- **Exercise details**: Set the listing down again in full, word for word, with the pictures left out.

++++++++++

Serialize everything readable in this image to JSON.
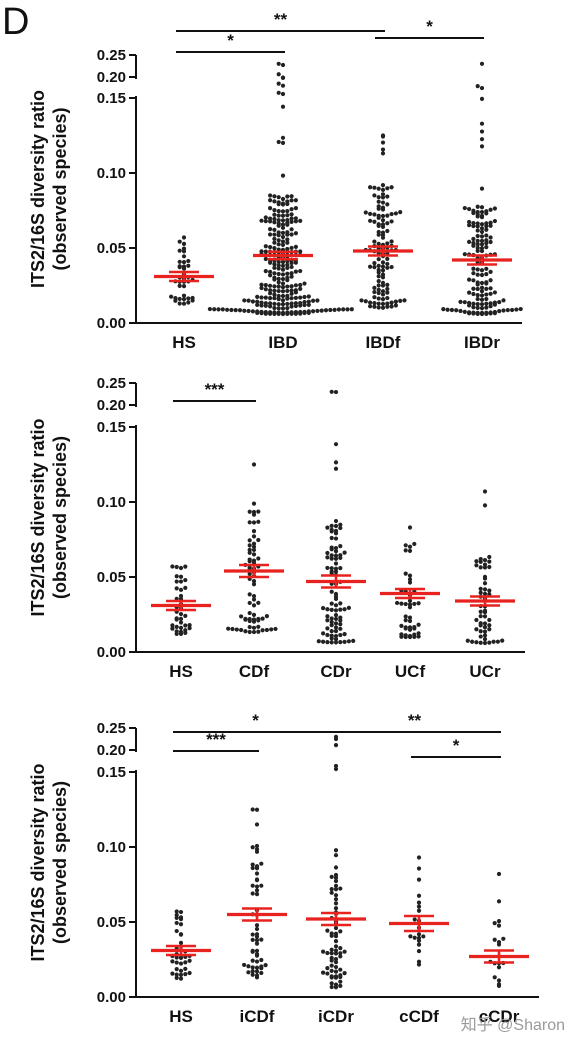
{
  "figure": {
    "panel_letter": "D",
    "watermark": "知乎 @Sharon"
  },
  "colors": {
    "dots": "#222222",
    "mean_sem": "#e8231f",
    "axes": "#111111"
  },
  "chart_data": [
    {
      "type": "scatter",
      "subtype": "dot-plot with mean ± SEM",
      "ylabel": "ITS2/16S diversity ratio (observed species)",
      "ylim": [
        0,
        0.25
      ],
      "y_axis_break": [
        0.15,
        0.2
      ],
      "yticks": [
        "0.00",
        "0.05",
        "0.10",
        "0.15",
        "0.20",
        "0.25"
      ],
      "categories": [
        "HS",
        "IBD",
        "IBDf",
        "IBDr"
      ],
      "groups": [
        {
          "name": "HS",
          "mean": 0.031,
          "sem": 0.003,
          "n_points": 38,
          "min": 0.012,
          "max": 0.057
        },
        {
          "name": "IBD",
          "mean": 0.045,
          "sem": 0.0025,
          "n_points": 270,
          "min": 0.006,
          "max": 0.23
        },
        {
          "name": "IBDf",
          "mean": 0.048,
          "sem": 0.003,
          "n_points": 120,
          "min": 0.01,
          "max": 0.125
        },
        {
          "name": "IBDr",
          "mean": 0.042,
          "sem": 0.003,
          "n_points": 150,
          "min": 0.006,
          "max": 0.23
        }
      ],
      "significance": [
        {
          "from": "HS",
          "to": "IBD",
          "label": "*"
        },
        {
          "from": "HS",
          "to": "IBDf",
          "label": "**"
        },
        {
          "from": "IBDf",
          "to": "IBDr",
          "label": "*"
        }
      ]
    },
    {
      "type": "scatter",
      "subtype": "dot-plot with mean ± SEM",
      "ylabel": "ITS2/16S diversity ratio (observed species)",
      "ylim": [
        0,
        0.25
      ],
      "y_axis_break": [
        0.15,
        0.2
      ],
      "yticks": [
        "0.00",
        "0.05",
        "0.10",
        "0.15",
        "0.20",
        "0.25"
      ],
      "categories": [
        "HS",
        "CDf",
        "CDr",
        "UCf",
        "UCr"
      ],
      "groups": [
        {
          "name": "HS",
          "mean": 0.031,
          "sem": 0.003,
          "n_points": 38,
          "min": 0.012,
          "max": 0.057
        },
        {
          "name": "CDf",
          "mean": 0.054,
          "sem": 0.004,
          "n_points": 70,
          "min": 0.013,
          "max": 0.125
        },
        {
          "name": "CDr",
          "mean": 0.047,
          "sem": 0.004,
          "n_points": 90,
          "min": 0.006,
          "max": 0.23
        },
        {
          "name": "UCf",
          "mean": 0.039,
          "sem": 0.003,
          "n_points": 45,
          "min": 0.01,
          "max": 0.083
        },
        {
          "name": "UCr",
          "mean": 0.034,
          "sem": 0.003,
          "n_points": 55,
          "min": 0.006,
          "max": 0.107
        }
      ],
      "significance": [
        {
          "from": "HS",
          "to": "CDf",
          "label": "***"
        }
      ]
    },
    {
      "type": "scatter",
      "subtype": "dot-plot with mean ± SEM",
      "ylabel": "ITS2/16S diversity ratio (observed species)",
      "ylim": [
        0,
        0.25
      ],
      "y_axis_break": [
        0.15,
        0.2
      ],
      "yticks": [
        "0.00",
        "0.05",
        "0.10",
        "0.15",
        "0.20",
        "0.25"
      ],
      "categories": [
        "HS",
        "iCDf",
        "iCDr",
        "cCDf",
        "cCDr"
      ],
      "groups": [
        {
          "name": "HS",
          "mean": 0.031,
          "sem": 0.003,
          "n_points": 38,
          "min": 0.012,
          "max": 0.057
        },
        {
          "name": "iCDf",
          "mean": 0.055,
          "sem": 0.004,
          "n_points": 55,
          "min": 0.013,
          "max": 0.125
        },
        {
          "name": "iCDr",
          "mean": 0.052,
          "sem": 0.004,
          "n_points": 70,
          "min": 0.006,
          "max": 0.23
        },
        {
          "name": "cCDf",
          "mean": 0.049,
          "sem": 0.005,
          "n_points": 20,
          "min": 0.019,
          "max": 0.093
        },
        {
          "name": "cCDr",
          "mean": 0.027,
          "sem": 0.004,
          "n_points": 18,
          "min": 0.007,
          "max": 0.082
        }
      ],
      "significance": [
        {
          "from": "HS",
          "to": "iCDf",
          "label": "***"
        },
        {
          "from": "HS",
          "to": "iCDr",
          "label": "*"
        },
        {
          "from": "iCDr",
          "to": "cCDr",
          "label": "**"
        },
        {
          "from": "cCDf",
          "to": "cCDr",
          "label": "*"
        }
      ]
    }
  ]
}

++++++++++

- **Response to this exercise**:
Serialize everything readable in this image to JSON.
{
  "figure": {
    "panel_letter": "D",
    "watermark": "知乎 @Sharon"
  },
  "colors": {
    "dots": "#222222",
    "mean_sem": "#e8231f",
    "axes": "#111111"
  },
  "chart_data": [
    {
      "type": "scatter",
      "subtype": "dot-plot with mean ± SEM",
      "ylabel": "ITS2/16S diversity ratio (observed species)",
      "ylim": [
        0,
        0.25
      ],
      "y_axis_break": [
        0.15,
        0.2
      ],
      "yticks": [
        "0.00",
        "0.05",
        "0.10",
        "0.15",
        "0.20",
        "0.25"
      ],
      "categories": [
        "HS",
        "IBD",
        "IBDf",
        "IBDr"
      ],
      "groups": [
        {
          "name": "HS",
          "mean": 0.031,
          "sem": 0.003,
          "n_points": 38,
          "min": 0.012,
          "max": 0.057
        },
        {
          "name": "IBD",
          "mean": 0.045,
          "sem": 0.0025,
          "n_points": 270,
          "min": 0.006,
          "max": 0.23
        },
        {
          "name": "IBDf",
          "mean": 0.048,
          "sem": 0.003,
          "n_points": 120,
          "min": 0.01,
          "max": 0.125
        },
        {
          "name": "IBDr",
          "mean": 0.042,
          "sem": 0.003,
          "n_points": 150,
          "min": 0.006,
          "max": 0.23
        }
      ],
      "significance": [
        {
          "from": "HS",
          "to": "IBD",
          "label": "*"
        },
        {
          "from": "HS",
          "to": "IBDf",
          "label": "**"
        },
        {
          "from": "IBDf",
          "to": "IBDr",
          "label": "*"
        }
      ]
    },
    {
      "type": "scatter",
      "subtype": "dot-plot with mean ± SEM",
      "ylabel": "ITS2/16S diversity ratio (observed species)",
      "ylim": [
        0,
        0.25
      ],
      "y_axis_break": [
        0.15,
        0.2
      ],
      "yticks": [
        "0.00",
        "0.05",
        "0.10",
        "0.15",
        "0.20",
        "0.25"
      ],
      "categories": [
        "HS",
        "CDf",
        "CDr",
        "UCf",
        "UCr"
      ],
      "groups": [
        {
          "name": "HS",
          "mean": 0.031,
          "sem": 0.003,
          "n_points": 38,
          "min": 0.012,
          "max": 0.057
        },
        {
          "name": "CDf",
          "mean": 0.054,
          "sem": 0.004,
          "n_points": 70,
          "min": 0.013,
          "max": 0.125
        },
        {
          "name": "CDr",
          "mean": 0.047,
          "sem": 0.004,
          "n_points": 90,
          "min": 0.006,
          "max": 0.23
        },
        {
          "name": "UCf",
          "mean": 0.039,
          "sem": 0.003,
          "n_points": 45,
          "min": 0.01,
          "max": 0.083
        },
        {
          "name": "UCr",
          "mean": 0.034,
          "sem": 0.003,
          "n_points": 55,
          "min": 0.006,
          "max": 0.107
        }
      ],
      "significance": [
        {
          "from": "HS",
          "to": "CDf",
          "label": "***"
        }
      ]
    },
    {
      "type": "scatter",
      "subtype": "dot-plot with mean ± SEM",
      "ylabel": "ITS2/16S diversity ratio (observed species)",
      "ylim": [
        0,
        0.25
      ],
      "y_axis_break": [
        0.15,
        0.2
      ],
      "yticks": [
        "0.00",
        "0.05",
        "0.10",
        "0.15",
        "0.20",
        "0.25"
      ],
      "categories": [
        "HS",
        "iCDf",
        "iCDr",
        "cCDf",
        "cCDr"
      ],
      "groups": [
        {
          "name": "HS",
          "mean": 0.031,
          "sem": 0.003,
          "n_points": 38,
          "min": 0.012,
          "max": 0.057
        },
        {
          "name": "iCDf",
          "mean": 0.055,
          "sem": 0.004,
          "n_points": 55,
          "min": 0.013,
          "max": 0.125
        },
        {
          "name": "iCDr",
          "mean": 0.052,
          "sem": 0.004,
          "n_points": 70,
          "min": 0.006,
          "max": 0.23
        },
        {
          "name": "cCDf",
          "mean": 0.049,
          "sem": 0.005,
          "n_points": 20,
          "min": 0.019,
          "max": 0.093
        },
        {
          "name": "cCDr",
          "mean": 0.027,
          "sem": 0.004,
          "n_points": 18,
          "min": 0.007,
          "max": 0.082
        }
      ],
      "significance": [
        {
          "from": "HS",
          "to": "iCDf",
          "label": "***"
        },
        {
          "from": "HS",
          "to": "iCDr",
          "label": "*"
        },
        {
          "from": "iCDr",
          "to": "cCDr",
          "label": "**"
        },
        {
          "from": "cCDf",
          "to": "cCDr",
          "label": "*"
        }
      ]
    }
  ]
}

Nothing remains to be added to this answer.